* [What to produce] Each entry below should be reproduced character for character.

-----

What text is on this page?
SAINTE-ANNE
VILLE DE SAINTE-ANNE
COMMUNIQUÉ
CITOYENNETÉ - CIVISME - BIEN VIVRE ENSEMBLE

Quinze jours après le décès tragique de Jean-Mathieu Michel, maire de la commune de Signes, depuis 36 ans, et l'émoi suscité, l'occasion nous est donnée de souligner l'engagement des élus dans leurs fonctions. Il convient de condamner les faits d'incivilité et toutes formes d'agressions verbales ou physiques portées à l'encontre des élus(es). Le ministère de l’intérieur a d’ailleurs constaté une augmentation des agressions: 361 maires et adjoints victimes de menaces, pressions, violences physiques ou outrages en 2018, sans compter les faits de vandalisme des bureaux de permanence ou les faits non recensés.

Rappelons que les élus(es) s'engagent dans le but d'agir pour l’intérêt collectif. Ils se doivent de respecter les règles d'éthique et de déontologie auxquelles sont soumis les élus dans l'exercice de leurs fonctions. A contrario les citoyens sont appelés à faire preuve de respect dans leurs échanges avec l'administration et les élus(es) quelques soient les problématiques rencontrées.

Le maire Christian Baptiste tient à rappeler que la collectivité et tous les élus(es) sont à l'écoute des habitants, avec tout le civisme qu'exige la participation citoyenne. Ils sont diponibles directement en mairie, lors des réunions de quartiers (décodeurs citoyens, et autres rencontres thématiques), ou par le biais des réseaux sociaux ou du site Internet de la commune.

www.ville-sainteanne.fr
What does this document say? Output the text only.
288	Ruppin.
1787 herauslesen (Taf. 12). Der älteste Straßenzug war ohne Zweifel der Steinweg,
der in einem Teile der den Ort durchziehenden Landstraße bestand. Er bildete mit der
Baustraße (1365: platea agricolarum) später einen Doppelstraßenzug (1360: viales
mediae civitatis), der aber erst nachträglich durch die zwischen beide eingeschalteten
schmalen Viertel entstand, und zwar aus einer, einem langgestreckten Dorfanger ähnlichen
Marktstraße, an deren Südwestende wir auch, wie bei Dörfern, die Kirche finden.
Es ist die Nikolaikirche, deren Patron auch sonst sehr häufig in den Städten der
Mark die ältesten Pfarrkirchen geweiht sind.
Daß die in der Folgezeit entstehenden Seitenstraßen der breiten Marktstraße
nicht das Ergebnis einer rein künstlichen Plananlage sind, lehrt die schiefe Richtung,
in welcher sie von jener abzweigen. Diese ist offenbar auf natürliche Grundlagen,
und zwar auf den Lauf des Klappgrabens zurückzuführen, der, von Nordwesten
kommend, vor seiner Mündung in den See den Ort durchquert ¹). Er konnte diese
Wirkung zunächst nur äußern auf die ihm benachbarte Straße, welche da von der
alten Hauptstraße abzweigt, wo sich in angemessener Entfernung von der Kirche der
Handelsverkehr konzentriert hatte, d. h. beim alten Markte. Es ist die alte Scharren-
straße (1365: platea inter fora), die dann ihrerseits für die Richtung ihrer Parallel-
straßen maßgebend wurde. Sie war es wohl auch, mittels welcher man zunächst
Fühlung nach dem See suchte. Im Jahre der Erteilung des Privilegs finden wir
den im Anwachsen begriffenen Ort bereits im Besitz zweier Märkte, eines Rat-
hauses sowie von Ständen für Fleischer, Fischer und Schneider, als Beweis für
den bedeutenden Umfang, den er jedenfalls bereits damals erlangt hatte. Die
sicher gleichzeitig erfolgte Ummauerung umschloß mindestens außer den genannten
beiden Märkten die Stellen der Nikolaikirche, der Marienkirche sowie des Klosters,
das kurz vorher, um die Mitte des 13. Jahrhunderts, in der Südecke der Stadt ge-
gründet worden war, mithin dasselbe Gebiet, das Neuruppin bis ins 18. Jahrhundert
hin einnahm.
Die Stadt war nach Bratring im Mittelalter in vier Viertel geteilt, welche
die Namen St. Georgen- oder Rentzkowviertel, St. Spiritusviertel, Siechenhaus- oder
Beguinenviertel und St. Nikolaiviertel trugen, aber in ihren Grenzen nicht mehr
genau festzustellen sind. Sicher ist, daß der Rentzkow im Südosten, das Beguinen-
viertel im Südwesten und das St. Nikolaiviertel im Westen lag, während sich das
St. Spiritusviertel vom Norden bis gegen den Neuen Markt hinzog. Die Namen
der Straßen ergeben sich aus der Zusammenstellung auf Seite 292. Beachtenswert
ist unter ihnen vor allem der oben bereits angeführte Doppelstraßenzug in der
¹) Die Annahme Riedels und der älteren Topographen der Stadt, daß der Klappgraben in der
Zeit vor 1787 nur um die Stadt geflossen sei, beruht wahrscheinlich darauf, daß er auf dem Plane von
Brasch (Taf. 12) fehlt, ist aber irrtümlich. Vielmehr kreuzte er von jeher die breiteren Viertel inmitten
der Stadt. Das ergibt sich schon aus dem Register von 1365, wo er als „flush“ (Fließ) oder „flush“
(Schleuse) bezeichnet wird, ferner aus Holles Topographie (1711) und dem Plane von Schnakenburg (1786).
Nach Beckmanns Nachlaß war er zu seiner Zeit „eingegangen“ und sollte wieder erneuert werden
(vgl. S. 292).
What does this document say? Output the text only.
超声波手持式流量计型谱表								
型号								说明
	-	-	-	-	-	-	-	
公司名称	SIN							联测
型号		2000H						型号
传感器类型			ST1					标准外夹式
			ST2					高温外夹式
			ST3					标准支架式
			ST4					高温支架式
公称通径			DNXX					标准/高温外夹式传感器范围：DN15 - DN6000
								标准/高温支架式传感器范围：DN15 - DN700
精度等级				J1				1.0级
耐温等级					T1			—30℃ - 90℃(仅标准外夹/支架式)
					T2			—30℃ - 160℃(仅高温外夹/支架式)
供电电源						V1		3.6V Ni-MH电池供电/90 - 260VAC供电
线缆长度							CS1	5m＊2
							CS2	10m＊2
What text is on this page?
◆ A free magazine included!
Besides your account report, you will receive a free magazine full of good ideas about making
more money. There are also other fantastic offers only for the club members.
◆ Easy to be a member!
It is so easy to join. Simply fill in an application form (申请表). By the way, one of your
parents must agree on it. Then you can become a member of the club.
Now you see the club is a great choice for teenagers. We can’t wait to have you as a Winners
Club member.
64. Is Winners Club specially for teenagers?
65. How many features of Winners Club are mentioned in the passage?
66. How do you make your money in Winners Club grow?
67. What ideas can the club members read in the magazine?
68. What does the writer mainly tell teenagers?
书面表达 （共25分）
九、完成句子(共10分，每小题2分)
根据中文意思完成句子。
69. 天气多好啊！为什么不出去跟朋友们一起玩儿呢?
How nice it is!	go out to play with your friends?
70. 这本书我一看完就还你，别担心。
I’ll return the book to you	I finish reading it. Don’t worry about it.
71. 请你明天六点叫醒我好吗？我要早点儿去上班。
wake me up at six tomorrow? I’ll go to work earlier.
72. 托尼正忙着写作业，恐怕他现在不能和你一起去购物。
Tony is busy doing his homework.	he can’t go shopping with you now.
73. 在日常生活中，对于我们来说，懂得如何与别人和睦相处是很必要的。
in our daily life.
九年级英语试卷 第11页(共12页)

-----

* [Exercise answer]
What text is on this page?
SAINTE-ANNE
VILLE DE SAINTE-ANNE
COMMUNIQUÉ
CITOYENNETÉ - CIVISME - BIEN VIVRE ENSEMBLE

Quinze jours après le décès tragique de Jean-Mathieu Michel, maire de la commune de Signes, depuis 36 ans, et l'émoi suscité, l'occasion nous est donnée de souligner l'engagement des élus dans leurs fonctions. Il convient de condamner les faits d'incivilité et toutes formes d'agressions verbales ou physiques portées à l'encontre des élus(es). Le ministère de l’intérieur a d’ailleurs constaté une augmentation des agressions: 361 maires et adjoints victimes de menaces, pressions, violences physiques ou outrages en 2018, sans compter les faits de vandalisme des bureaux de permanence ou les faits non recensés.

Rappelons que les élus(es) s'engagent dans le but d'agir pour l’intérêt collectif. Ils se doivent de respecter les règles d'éthique et de déontologie auxquelles sont soumis les élus dans l'exercice de leurs fonctions. A contrario les citoyens sont appelés à faire preuve de respect dans leurs échanges avec l'administration et les élus(es) quelques soient les problématiques rencontrées.

Le maire Christian Baptiste tient à rappeler que la collectivité et tous les élus(es) sont à l'écoute des habitants, avec tout le civisme qu'exige la participation citoyenne. Ils sont diponibles directement en mairie, lors des réunions de quartiers (décodeurs citoyens, et autres rencontres thématiques), ou par le biais des réseaux sociaux ou du site Internet de la commune.

www.ville-sainteanne.fr
What does this document say? Output the text only.
288	Ruppin.
1787 herauslesen (Taf. 12). Der älteste Straßenzug war ohne Zweifel der Steinweg,
der in einem Teile der den Ort durchziehenden Landstraße bestand. Er bildete mit der
Baustraße (1365: platea agricolarum) später einen Doppelstraßenzug (1360: viales
mediae civitatis), der aber erst nachträglich durch die zwischen beide eingeschalteten
schmalen Viertel entstand, und zwar aus einer, einem langgestreckten Dorfanger ähnlichen
Marktstraße, an deren Südwestende wir auch, wie bei Dörfern, die Kirche finden.
Es ist die Nikolaikirche, deren Patron auch sonst sehr häufig in den Städten der
Mark die ältesten Pfarrkirchen geweiht sind.
Daß die in der Folgezeit entstehenden Seitenstraßen der breiten Marktstraße
nicht das Ergebnis einer rein künstlichen Plananlage sind, lehrt die schiefe Richtung,
in welcher sie von jener abzweigen. Diese ist offenbar auf natürliche Grundlagen,
und zwar auf den Lauf des Klappgrabens zurückzuführen, der, von Nordwesten
kommend, vor seiner Mündung in den See den Ort durchquert ¹). Er konnte diese
Wirkung zunächst nur äußern auf die ihm benachbarte Straße, welche da von der
alten Hauptstraße abzweigt, wo sich in angemessener Entfernung von der Kirche der
Handelsverkehr konzentriert hatte, d. h. beim alten Markte. Es ist die alte Scharren-
straße (1365: platea inter fora), die dann ihrerseits für die Richtung ihrer Parallel-
straßen maßgebend wurde. Sie war es wohl auch, mittels welcher man zunächst
Fühlung nach dem See suchte. Im Jahre der Erteilung des Privilegs finden wir
den im Anwachsen begriffenen Ort bereits im Besitz zweier Märkte, eines Rat-
hauses sowie von Ständen für Fleischer, Fischer und Schneider, als Beweis für
den bedeutenden Umfang, den er jedenfalls bereits damals erlangt hatte. Die
sicher gleichzeitig erfolgte Ummauerung umschloß mindestens außer den genannten
beiden Märkten die Stellen der Nikolaikirche, der Marienkirche sowie des Klosters,
das kurz vorher, um die Mitte des 13. Jahrhunderts, in der Südecke der Stadt ge-
gründet worden war, mithin dasselbe Gebiet, das Neuruppin bis ins 18. Jahrhundert
hin einnahm.
Die Stadt war nach Bratring im Mittelalter in vier Viertel geteilt, welche
die Namen St. Georgen- oder Rentzkowviertel, St. Spiritusviertel, Siechenhaus- oder
Beguinenviertel und St. Nikolaiviertel trugen, aber in ihren Grenzen nicht mehr
genau festzustellen sind. Sicher ist, daß der Rentzkow im Südosten, das Beguinen-
viertel im Südwesten und das St. Nikolaiviertel im Westen lag, während sich das
St. Spiritusviertel vom Norden bis gegen den Neuen Markt hinzog. Die Namen
der Straßen ergeben sich aus der Zusammenstellung auf Seite 292. Beachtenswert
ist unter ihnen vor allem der oben bereits angeführte Doppelstraßenzug in der
¹) Die Annahme Riedels und der älteren Topographen der Stadt, daß der Klappgraben in der
Zeit vor 1787 nur um die Stadt geflossen sei, beruht wahrscheinlich darauf, daß er auf dem Plane von
Brasch (Taf. 12) fehlt, ist aber irrtümlich. Vielmehr kreuzte er von jeher die breiteren Viertel inmitten
der Stadt. Das ergibt sich schon aus dem Register von 1365, wo er als „flush“ (Fließ) oder „flush“
(Schleuse) bezeichnet wird, ferner aus Holles Topographie (1711) und dem Plane von Schnakenburg (1786).
Nach Beckmanns Nachlaß war er zu seiner Zeit „eingegangen“ und sollte wieder erneuert werden
(vgl. S. 292).
What does this document say? Output the text only.
超声波手持式流量计型谱表								
型号								说明
	-	-	-	-	-	-	-	
公司名称	SIN							联测
型号		2000H						型号
传感器类型			ST1					标准外夹式
			ST2					高温外夹式
			ST3					标准支架式
			ST4					高温支架式
公称通径			DNXX					标准/高温外夹式传感器范围：DN15 - DN6000
								标准/高温支架式传感器范围：DN15 - DN700
精度等级				J1				1.0级
耐温等级					T1			—30℃ - 90℃(仅标准外夹/支架式)
					T2			—30℃ - 160℃(仅高温外夹/支架式)
供电电源						V1		3.6V Ni-MH电池供电/90 - 260VAC供电
线缆长度							CS1	5m＊2
							CS2	10m＊2
What text is on this page?
◆ A free magazine included!
Besides your account report, you will receive a free magazine full of good ideas about making
more money. There are also other fantastic offers only for the club members.
◆ Easy to be a member!
It is so easy to join. Simply fill in an application form (申请表). By the way, one of your
parents must agree on it. Then you can become a member of the club.
Now you see the club is a great choice for teenagers. We can’t wait to have you as a Winners
Club member.
64. Is Winners Club specially for teenagers?
65. How many features of Winners Club are mentioned in the passage?
66. How do you make your money in Winners Club grow?
67. What ideas can the club members read in the magazine?
68. What does the writer mainly tell teenagers?
书面表达 （共25分）
九、完成句子(共10分，每小题2分)
根据中文意思完成句子。
69. 天气多好啊！为什么不出去跟朋友们一起玩儿呢?
How nice it is!	go out to play with your friends?
70. 这本书我一看完就还你，别担心。
I’ll return the book to you	I finish reading it. Don’t worry about it.
71. 请你明天六点叫醒我好吗？我要早点儿去上班。
wake me up at six tomorrow? I’ll go to work earlier.
72. 托尼正忙着写作业，恐怕他现在不能和你一起去购物。
Tony is busy doing his homework.	he can’t go shopping with you now.
73. 在日常生活中，对于我们来说，懂得如何与别人和睦相处是很必要的。
in our daily life.
九年级英语试卷 第11页(共12页)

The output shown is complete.